§ **Problem details**: Filter the entries that follow, copying every line in which the word "this" appears.

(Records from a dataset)
#####

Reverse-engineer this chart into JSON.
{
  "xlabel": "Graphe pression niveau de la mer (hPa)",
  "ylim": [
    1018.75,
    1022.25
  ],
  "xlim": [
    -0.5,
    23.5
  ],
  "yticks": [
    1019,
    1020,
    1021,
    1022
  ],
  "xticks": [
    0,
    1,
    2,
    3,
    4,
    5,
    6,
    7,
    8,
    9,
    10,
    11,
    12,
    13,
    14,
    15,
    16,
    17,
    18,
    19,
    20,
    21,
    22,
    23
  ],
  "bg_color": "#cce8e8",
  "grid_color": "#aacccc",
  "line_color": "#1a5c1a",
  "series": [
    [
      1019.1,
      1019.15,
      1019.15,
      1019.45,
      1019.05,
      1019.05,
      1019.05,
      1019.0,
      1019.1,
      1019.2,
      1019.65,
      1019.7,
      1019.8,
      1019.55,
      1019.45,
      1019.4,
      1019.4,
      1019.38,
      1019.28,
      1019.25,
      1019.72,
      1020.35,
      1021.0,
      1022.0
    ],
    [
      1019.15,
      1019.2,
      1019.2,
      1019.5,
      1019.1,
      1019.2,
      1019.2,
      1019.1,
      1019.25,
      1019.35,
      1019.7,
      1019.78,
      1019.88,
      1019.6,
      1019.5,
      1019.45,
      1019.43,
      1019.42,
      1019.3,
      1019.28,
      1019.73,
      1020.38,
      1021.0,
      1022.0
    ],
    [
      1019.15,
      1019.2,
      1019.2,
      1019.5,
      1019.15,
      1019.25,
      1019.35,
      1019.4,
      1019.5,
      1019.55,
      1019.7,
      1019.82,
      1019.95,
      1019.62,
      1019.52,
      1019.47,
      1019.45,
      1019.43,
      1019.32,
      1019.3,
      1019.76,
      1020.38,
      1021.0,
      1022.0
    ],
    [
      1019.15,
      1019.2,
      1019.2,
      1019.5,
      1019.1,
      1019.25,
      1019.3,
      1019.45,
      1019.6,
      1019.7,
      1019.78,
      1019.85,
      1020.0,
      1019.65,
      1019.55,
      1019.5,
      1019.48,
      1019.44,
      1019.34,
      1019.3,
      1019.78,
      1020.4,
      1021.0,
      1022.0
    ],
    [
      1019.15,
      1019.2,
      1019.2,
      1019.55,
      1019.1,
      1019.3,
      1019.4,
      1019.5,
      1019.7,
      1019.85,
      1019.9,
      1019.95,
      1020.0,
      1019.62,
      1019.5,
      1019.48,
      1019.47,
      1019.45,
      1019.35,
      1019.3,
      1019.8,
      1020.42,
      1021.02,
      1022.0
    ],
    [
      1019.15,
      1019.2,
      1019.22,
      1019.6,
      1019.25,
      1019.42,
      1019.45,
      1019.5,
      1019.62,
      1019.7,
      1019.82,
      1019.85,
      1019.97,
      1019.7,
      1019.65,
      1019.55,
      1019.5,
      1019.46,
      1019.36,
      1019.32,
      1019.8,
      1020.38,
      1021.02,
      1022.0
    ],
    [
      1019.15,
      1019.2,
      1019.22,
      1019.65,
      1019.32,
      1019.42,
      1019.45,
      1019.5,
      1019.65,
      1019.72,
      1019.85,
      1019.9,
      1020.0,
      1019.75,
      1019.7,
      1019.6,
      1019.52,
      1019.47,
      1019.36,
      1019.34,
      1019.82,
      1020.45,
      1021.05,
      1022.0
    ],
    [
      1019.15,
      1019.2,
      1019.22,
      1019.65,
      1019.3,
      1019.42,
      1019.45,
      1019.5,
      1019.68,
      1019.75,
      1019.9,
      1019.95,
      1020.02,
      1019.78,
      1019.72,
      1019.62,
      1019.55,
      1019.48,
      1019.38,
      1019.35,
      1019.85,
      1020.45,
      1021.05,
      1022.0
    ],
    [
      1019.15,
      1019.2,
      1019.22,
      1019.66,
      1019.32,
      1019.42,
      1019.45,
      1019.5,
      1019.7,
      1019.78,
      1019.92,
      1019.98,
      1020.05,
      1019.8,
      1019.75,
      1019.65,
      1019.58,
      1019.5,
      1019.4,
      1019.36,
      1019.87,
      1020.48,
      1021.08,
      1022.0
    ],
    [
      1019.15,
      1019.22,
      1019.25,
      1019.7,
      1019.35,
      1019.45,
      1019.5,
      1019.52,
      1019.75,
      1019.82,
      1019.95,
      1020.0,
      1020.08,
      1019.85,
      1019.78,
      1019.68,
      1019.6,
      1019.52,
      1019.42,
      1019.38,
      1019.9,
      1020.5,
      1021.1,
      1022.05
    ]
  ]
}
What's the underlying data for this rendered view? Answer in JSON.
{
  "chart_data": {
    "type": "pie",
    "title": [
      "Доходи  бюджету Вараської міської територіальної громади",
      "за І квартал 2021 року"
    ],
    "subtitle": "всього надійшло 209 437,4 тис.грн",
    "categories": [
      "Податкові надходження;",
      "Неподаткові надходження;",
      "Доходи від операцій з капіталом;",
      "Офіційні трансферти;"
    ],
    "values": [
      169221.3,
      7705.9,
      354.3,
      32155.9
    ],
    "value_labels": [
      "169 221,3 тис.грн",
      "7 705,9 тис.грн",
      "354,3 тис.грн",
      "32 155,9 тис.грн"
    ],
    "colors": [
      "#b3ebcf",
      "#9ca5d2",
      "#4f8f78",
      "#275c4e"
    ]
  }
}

#####

§ **Problem solution**:
Reverse-engineer this chart into JSON.
What's the underlying data for this rendered view? Answer in JSON.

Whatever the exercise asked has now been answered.